With the line containing "What's the underlying" as the first line and the last line of the records as the final one, reproduce that range exactly.

Stored entries

┏━━

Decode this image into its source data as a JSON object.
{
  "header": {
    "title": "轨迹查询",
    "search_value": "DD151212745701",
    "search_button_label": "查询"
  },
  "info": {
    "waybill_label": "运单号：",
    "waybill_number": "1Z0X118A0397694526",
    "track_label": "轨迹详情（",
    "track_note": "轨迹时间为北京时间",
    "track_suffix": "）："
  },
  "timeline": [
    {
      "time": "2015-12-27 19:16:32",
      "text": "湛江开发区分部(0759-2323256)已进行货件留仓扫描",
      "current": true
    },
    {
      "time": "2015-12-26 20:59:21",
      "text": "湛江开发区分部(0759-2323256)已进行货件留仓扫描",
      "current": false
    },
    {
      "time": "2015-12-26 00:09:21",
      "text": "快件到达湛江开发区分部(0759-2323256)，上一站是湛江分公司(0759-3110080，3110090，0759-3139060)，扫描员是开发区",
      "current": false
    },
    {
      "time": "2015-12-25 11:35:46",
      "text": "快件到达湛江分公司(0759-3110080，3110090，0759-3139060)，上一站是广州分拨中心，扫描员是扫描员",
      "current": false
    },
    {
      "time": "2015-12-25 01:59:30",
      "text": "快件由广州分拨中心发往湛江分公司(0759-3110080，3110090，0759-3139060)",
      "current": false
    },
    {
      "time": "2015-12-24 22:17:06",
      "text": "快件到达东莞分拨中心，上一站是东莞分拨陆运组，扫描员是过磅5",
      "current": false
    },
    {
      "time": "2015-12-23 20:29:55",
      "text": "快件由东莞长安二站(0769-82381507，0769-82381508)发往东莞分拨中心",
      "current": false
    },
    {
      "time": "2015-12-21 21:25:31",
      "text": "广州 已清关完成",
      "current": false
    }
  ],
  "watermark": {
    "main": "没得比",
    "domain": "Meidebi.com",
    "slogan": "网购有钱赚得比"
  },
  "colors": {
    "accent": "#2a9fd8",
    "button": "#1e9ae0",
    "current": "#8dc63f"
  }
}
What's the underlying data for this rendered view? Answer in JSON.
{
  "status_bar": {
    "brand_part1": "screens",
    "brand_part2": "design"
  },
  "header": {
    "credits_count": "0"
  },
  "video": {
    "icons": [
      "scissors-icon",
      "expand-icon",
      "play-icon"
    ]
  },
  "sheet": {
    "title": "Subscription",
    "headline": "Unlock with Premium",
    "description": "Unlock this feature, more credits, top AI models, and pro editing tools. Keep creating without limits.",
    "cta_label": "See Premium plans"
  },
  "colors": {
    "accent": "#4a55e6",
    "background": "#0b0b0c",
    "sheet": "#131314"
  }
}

┗━━

Answer for the task ::
What's the underlying data for this rendered view? Answer in JSON.
{
  "status_bar": {
    "brand_part1": "screens",
    "brand_part2": "design"
  },
  "header": {
    "credits_count": "0"
  },
  "video": {
    "icons": [
      "scissors-icon",
      "expand-icon",
      "play-icon"
    ]
  },
  "sheet": {
    "title": "Subscription",
    "headline": "Unlock with Premium",
    "description": "Unlock this feature, more credits, top AI models, and pro editing tools. Keep creating without limits.",
    "cta_label": "See Premium plans"
  },
  "colors": {
    "accent": "#4a55e6",
    "background": "#0b0b0c",
    "sheet": "#131314"
  }
}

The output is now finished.